** start of INFORMATION SHOWN **

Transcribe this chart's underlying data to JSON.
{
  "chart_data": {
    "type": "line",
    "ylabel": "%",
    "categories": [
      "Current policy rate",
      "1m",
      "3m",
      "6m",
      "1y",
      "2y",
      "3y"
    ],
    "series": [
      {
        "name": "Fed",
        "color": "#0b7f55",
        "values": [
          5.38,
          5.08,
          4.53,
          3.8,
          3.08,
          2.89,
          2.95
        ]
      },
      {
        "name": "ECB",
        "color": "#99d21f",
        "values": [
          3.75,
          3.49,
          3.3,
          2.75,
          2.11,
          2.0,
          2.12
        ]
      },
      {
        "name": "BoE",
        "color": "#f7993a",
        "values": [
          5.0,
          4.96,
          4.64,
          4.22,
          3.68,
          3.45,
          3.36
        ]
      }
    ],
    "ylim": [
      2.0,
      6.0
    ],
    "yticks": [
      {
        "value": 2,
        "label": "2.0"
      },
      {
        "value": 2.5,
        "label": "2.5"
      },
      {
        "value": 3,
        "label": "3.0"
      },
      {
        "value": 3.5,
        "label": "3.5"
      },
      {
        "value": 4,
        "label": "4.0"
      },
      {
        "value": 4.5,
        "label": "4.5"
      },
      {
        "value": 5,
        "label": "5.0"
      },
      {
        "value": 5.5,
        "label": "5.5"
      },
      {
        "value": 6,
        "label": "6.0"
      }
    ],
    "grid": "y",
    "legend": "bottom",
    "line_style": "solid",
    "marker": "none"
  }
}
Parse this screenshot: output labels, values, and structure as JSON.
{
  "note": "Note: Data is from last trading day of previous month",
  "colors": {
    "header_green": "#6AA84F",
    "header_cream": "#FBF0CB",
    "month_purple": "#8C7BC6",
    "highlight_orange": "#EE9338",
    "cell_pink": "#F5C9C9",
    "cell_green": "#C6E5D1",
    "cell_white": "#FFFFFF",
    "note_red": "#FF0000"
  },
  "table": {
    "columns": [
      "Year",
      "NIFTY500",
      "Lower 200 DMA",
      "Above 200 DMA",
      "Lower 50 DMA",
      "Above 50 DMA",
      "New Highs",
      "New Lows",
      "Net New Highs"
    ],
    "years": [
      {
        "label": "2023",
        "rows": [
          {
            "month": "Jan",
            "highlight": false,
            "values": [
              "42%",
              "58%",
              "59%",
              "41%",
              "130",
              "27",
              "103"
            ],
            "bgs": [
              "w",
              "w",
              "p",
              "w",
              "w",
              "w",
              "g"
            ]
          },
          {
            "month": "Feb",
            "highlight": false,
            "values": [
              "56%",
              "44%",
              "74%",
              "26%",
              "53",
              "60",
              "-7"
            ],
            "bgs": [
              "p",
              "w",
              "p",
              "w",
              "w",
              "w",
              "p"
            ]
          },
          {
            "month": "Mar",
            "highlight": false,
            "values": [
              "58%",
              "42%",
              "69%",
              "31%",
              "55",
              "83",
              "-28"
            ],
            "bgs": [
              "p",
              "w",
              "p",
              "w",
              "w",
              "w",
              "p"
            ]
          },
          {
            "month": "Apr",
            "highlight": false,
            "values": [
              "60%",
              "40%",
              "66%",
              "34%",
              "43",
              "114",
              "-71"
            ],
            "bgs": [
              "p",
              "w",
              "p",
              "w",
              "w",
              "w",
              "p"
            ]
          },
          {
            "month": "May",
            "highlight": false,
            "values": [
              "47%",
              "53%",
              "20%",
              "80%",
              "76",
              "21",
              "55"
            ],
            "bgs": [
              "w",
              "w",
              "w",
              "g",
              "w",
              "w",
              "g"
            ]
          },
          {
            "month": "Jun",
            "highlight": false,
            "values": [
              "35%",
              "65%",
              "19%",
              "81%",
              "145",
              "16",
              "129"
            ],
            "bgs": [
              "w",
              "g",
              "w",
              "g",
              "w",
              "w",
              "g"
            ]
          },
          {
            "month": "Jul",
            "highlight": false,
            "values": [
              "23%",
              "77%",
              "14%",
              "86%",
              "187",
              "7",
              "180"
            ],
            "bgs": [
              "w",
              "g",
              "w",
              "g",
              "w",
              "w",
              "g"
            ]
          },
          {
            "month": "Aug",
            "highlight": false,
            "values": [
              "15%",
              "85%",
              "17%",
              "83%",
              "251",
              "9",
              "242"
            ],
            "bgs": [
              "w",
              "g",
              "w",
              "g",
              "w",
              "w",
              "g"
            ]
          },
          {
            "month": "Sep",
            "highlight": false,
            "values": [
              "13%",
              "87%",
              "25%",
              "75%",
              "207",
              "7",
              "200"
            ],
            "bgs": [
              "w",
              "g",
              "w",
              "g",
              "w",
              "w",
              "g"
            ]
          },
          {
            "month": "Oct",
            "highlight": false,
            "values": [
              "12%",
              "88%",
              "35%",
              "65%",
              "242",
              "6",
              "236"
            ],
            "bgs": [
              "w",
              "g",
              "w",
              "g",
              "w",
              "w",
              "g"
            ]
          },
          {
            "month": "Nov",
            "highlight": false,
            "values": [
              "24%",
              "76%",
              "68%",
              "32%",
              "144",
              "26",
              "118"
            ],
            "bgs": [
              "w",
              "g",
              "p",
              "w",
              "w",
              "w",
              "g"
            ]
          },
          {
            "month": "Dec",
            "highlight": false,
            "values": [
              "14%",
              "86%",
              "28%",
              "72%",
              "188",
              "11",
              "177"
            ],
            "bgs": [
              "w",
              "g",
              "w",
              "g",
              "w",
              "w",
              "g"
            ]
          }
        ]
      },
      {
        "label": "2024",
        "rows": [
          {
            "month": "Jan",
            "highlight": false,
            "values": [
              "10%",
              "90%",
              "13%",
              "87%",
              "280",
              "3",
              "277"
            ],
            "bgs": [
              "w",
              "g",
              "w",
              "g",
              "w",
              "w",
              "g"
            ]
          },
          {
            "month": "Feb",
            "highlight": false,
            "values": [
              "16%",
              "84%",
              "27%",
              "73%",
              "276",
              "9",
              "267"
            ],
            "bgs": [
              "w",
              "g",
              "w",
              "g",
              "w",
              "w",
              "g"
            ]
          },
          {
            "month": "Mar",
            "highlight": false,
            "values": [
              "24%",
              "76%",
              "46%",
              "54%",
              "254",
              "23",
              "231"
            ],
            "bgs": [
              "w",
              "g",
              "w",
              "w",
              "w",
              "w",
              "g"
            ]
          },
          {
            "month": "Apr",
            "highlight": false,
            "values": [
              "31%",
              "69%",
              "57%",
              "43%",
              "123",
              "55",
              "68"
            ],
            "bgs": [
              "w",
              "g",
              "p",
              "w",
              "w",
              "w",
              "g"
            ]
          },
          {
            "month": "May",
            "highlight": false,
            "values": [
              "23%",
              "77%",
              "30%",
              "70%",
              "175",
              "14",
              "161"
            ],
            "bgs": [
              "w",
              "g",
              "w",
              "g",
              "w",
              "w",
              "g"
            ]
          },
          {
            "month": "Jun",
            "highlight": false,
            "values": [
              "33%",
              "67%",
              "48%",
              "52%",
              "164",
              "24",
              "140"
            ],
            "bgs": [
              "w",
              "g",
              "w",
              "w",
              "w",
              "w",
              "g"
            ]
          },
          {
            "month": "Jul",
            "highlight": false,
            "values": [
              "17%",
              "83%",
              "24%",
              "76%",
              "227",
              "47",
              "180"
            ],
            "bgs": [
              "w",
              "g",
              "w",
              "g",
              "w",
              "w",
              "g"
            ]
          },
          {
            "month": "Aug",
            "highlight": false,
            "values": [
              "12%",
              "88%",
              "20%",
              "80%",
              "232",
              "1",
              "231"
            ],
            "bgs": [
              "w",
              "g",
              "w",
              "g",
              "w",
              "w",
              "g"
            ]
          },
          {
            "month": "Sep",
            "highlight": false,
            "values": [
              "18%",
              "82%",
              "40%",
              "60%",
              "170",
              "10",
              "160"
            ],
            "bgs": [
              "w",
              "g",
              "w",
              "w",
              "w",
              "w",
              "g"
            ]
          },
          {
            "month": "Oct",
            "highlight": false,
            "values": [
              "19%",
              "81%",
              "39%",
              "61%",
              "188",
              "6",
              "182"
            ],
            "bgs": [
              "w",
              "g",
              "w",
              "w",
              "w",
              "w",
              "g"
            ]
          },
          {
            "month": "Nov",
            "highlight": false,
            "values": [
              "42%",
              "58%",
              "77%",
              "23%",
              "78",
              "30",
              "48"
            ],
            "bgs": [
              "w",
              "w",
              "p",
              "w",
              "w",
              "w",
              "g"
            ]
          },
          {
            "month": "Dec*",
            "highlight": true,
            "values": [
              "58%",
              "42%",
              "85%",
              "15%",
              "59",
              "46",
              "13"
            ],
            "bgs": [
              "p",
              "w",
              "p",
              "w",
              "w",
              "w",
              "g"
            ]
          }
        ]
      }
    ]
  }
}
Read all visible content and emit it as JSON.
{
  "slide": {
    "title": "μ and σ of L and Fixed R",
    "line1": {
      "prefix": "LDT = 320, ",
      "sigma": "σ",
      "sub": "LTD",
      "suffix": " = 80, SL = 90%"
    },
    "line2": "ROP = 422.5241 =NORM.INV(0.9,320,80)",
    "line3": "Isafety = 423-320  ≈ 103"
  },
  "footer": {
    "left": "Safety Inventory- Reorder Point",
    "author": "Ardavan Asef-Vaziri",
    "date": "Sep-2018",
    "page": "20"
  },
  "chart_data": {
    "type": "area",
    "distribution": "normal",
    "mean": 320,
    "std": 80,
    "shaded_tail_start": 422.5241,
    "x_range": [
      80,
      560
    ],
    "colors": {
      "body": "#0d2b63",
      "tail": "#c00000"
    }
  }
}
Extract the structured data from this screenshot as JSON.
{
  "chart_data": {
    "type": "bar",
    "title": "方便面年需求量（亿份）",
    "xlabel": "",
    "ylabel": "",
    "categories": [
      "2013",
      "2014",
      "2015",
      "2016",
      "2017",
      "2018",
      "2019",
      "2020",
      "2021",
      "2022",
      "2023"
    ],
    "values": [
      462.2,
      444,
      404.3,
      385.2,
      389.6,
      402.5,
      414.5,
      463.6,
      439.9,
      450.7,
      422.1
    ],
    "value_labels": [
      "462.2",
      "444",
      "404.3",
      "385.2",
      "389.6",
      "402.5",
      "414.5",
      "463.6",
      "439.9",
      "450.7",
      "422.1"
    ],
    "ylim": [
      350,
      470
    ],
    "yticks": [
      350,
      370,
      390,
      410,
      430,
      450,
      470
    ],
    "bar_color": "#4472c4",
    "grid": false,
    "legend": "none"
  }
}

** end of INFORMATION SHOWN **

◆ WRITTEN REQUEST: Reproduce, word for word, every line starting at the line that contains "Extract the structured" and ending with the final line of the entries.

◆ CORRECT RESPONSE:
Extract the structured data from this screenshot as JSON.
{
  "chart_data": {
    "type": "bar",
    "title": "方便面年需求量（亿份）",
    "xlabel": "",
    "ylabel": "",
    "categories": [
      "2013",
      "2014",
      "2015",
      "2016",
      "2017",
      "2018",
      "2019",
      "2020",
      "2021",
      "2022",
      "2023"
    ],
    "values": [
      462.2,
      444,
      404.3,
      385.2,
      389.6,
      402.5,
      414.5,
      463.6,
      439.9,
      450.7,
      422.1
    ],
    "value_labels": [
      "462.2",
      "444",
      "404.3",
      "385.2",
      "389.6",
      "402.5",
      "414.5",
      "463.6",
      "439.9",
      "450.7",
      "422.1"
    ],
    "ylim": [
      350,
      470
    ],
    "yticks": [
      350,
      370,
      390,
      410,
      430,
      450,
      470
    ],
    "bar_color": "#4472c4",
    "grid": false,
    "legend": "none"
  }
}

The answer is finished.